START Data records
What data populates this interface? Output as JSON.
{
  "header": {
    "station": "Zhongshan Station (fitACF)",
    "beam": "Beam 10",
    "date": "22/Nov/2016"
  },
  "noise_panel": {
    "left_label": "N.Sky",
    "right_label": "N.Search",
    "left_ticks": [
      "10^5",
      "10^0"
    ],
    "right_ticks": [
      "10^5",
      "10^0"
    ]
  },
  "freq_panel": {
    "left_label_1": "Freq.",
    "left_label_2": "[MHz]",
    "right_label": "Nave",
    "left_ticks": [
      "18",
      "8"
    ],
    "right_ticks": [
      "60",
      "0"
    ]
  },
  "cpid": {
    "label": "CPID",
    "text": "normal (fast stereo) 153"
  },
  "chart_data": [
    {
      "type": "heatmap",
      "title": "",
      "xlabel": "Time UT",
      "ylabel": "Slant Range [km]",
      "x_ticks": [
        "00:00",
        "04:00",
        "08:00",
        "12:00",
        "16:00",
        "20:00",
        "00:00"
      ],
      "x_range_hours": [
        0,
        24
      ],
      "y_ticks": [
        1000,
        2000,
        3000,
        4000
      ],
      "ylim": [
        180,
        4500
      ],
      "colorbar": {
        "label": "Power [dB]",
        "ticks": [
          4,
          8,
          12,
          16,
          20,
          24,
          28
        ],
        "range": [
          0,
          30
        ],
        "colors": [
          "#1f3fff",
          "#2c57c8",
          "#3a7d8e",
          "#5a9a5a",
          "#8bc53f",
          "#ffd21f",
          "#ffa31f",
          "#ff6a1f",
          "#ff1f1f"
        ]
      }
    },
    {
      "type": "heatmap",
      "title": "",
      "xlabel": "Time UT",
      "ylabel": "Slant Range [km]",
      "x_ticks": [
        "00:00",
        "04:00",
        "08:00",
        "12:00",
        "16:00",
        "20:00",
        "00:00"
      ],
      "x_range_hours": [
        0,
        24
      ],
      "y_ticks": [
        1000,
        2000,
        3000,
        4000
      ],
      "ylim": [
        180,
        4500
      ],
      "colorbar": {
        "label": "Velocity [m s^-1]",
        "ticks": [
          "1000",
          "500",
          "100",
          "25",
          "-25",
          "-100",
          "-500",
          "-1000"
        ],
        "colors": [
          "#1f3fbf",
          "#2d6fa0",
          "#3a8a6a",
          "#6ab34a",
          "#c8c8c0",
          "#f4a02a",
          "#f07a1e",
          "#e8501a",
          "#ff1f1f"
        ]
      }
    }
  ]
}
END Data records
◆ Task description ◆
Output the whole listing above again, word for word.

◆ Exercise solution ◆
What data populates this interface? Output as JSON.
{
  "header": {
    "station": "Zhongshan Station (fitACF)",
    "beam": "Beam 10",
    "date": "22/Nov/2016"
  },
  "noise_panel": {
    "left_label": "N.Sky",
    "right_label": "N.Search",
    "left_ticks": [
      "10^5",
      "10^0"
    ],
    "right_ticks": [
      "10^5",
      "10^0"
    ]
  },
  "freq_panel": {
    "left_label_1": "Freq.",
    "left_label_2": "[MHz]",
    "right_label": "Nave",
    "left_ticks": [
      "18",
      "8"
    ],
    "right_ticks": [
      "60",
      "0"
    ]
  },
  "cpid": {
    "label": "CPID",
    "text": "normal (fast stereo) 153"
  },
  "chart_data": [
    {
      "type": "heatmap",
      "title": "",
      "xlabel": "Time UT",
      "ylabel": "Slant Range [km]",
      "x_ticks": [
        "00:00",
        "04:00",
        "08:00",
        "12:00",
        "16:00",
        "20:00",
        "00:00"
      ],
      "x_range_hours": [
        0,
        24
      ],
      "y_ticks": [
        1000,
        2000,
        3000,
        4000
      ],
      "ylim": [
        180,
        4500
      ],
      "colorbar": {
        "label": "Power [dB]",
        "ticks": [
          4,
          8,
          12,
          16,
          20,
          24,
          28
        ],
        "range": [
          0,
          30
        ],
        "colors": [
          "#1f3fff",
          "#2c57c8",
          "#3a7d8e",
          "#5a9a5a",
          "#8bc53f",
          "#ffd21f",
          "#ffa31f",
          "#ff6a1f",
          "#ff1f1f"
        ]
      }
    },
    {
      "type": "heatmap",
      "title": "",
      "xlabel": "Time UT",
      "ylabel": "Slant Range [km]",
      "x_ticks": [
        "00:00",
        "04:00",
        "08:00",
        "12:00",
        "16:00",
        "20:00",
        "00:00"
      ],
      "x_range_hours": [
        0,
        24
      ],
      "y_ticks": [
        1000,
        2000,
        3000,
        4000
      ],
      "ylim": [
        180,
        4500
      ],
      "colorbar": {
        "label": "Velocity [m s^-1]",
        "ticks": [
          "1000",
          "500",
          "100",
          "25",
          "-25",
          "-100",
          "-500",
          "-1000"
        ],
        "colors": [
          "#1f3fbf",
          "#2d6fa0",
          "#3a8a6a",
          "#6ab34a",
          "#c8c8c0",
          "#f4a02a",
          "#f07a1e",
          "#e8501a",
          "#ff1f1f"
        ]
      }
    }
  ]
}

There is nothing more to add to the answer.